Identify and pull out each line of the entries in which "this" occurs.

***** INPUT MATERIAL

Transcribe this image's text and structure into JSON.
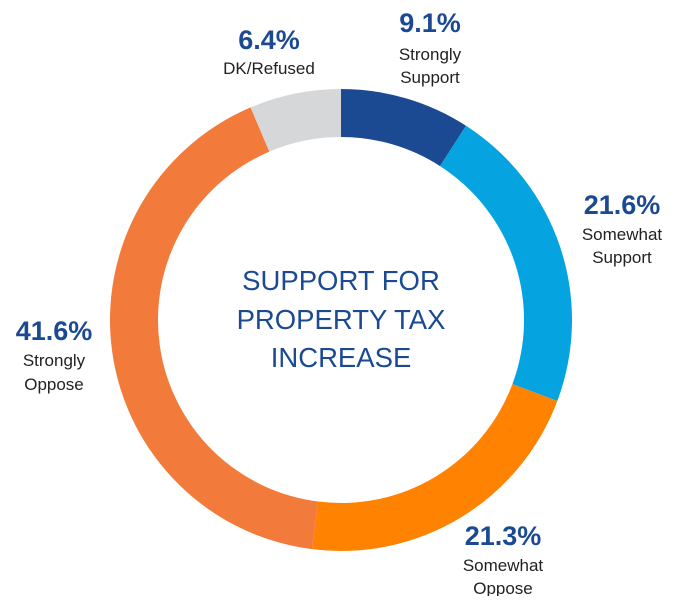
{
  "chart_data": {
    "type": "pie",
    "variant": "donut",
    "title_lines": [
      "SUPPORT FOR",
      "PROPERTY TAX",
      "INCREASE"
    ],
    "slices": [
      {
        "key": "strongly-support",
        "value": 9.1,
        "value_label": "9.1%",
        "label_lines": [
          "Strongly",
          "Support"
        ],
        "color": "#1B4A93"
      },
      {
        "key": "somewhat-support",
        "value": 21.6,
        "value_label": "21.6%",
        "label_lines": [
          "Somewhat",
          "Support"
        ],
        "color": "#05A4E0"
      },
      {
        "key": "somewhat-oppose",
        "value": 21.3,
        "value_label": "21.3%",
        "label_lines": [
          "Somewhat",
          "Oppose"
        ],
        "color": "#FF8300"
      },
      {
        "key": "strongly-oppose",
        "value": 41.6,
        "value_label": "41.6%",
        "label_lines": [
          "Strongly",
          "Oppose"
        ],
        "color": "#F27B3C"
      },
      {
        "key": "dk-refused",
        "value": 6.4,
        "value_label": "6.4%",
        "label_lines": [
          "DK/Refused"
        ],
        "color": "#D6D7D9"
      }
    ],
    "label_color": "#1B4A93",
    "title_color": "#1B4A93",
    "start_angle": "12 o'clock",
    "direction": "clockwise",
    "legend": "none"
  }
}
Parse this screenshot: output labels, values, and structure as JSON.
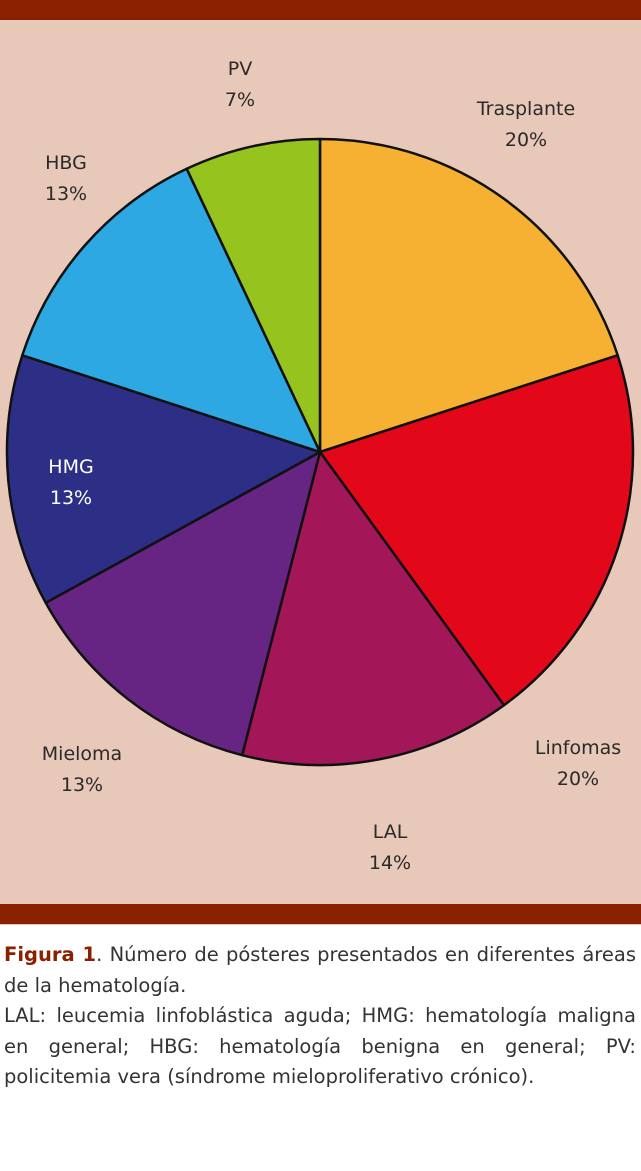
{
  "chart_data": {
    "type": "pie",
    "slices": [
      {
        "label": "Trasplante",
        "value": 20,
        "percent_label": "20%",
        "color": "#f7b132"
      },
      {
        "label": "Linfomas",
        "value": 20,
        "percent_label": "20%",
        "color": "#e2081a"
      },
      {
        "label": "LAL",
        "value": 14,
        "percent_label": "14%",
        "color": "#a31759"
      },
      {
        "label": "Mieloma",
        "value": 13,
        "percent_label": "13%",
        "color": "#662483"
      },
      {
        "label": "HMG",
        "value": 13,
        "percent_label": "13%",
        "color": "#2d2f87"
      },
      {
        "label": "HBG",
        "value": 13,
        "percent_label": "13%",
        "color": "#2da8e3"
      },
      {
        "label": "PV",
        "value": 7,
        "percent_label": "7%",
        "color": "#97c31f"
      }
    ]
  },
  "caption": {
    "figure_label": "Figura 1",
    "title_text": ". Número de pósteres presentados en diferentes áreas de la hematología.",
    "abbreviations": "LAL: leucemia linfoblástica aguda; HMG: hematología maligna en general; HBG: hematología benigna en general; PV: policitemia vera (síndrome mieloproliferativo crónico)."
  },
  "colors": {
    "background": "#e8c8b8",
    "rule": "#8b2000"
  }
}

**********

(CORRECT RESPONSE):
Transcribe this image's text and structure into JSON.
Parse this screenshot: output labels, values, and structure as JSON.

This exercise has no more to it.